◆ Task inputs
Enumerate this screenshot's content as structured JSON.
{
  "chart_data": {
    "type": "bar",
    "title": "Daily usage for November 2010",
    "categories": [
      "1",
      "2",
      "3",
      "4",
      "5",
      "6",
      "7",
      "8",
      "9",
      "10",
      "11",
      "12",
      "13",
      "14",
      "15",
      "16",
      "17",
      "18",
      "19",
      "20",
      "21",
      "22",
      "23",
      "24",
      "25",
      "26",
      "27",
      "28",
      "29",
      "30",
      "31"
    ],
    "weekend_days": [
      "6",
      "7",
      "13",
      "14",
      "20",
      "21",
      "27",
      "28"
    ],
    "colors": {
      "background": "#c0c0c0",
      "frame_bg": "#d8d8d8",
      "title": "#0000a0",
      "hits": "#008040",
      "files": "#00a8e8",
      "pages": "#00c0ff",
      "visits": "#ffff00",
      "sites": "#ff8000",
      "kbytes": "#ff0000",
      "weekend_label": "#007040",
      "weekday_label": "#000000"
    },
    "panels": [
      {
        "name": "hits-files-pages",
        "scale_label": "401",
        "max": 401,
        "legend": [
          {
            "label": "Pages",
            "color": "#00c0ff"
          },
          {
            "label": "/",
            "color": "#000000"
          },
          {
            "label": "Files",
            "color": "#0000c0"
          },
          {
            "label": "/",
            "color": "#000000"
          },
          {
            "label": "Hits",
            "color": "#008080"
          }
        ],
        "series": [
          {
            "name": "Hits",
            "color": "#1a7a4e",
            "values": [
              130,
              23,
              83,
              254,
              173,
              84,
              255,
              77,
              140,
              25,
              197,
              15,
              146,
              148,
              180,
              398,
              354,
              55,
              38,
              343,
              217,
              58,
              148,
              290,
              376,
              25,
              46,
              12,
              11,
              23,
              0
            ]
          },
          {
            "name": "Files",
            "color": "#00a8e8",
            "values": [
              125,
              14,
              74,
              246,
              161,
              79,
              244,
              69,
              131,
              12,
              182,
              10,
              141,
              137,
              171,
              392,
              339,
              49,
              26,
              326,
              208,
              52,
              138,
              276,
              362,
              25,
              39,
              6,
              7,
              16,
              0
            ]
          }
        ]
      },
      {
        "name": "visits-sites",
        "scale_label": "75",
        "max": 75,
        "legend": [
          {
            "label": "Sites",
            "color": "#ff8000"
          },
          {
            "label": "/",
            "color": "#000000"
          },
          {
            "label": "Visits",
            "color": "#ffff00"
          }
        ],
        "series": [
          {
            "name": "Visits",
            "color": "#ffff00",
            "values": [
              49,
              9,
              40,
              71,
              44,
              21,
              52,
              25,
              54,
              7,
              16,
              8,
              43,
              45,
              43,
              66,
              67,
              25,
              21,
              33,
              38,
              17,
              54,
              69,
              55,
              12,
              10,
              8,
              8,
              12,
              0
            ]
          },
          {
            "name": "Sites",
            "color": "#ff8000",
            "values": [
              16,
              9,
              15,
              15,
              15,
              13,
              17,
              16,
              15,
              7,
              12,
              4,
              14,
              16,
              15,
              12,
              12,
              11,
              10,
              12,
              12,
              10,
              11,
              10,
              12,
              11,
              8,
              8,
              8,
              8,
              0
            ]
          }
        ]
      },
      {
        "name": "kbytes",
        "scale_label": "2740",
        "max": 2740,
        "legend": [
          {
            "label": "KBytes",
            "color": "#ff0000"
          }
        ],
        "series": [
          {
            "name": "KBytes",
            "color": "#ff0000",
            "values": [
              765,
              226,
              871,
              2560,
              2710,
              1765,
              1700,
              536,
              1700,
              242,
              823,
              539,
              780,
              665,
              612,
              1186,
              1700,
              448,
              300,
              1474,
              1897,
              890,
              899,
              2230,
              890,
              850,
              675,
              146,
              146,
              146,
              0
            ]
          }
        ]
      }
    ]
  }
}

◆ Directions for this task
Identify each line in the records above containing the word "title"; copy those lines.

◆ Correct answer
    "title": "Daily usage for November 2010",
      "title": "#0000a0",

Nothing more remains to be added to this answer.